→ **Extracted entries**:
= = =

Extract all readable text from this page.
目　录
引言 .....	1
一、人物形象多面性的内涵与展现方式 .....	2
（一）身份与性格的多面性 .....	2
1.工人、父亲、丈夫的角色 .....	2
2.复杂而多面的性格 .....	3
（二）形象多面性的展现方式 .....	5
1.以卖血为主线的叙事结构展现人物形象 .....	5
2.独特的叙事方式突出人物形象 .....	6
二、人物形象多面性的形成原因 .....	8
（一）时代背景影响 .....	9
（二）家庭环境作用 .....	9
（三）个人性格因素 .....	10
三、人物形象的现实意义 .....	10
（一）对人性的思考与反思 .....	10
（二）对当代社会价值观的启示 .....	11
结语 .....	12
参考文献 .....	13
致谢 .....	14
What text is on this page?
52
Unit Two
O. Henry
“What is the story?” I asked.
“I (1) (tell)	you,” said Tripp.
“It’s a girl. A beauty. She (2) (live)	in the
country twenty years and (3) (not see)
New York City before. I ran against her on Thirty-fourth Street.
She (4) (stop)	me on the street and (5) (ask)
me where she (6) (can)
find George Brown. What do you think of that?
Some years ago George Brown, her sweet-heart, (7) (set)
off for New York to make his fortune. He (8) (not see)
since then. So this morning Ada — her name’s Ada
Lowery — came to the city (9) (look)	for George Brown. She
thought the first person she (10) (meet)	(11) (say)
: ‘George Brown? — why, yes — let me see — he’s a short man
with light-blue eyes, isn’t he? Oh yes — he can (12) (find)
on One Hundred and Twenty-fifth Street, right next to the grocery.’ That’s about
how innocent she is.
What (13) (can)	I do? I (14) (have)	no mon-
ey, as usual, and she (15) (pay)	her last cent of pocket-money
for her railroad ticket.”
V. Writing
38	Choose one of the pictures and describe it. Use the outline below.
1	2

= = =

Scan the data above and copy every line with "find" in it.

→ **The result**:
find George Brown. What do you think of that?
with light-blue eyes, isn’t he? Oh yes — he can (12) (find)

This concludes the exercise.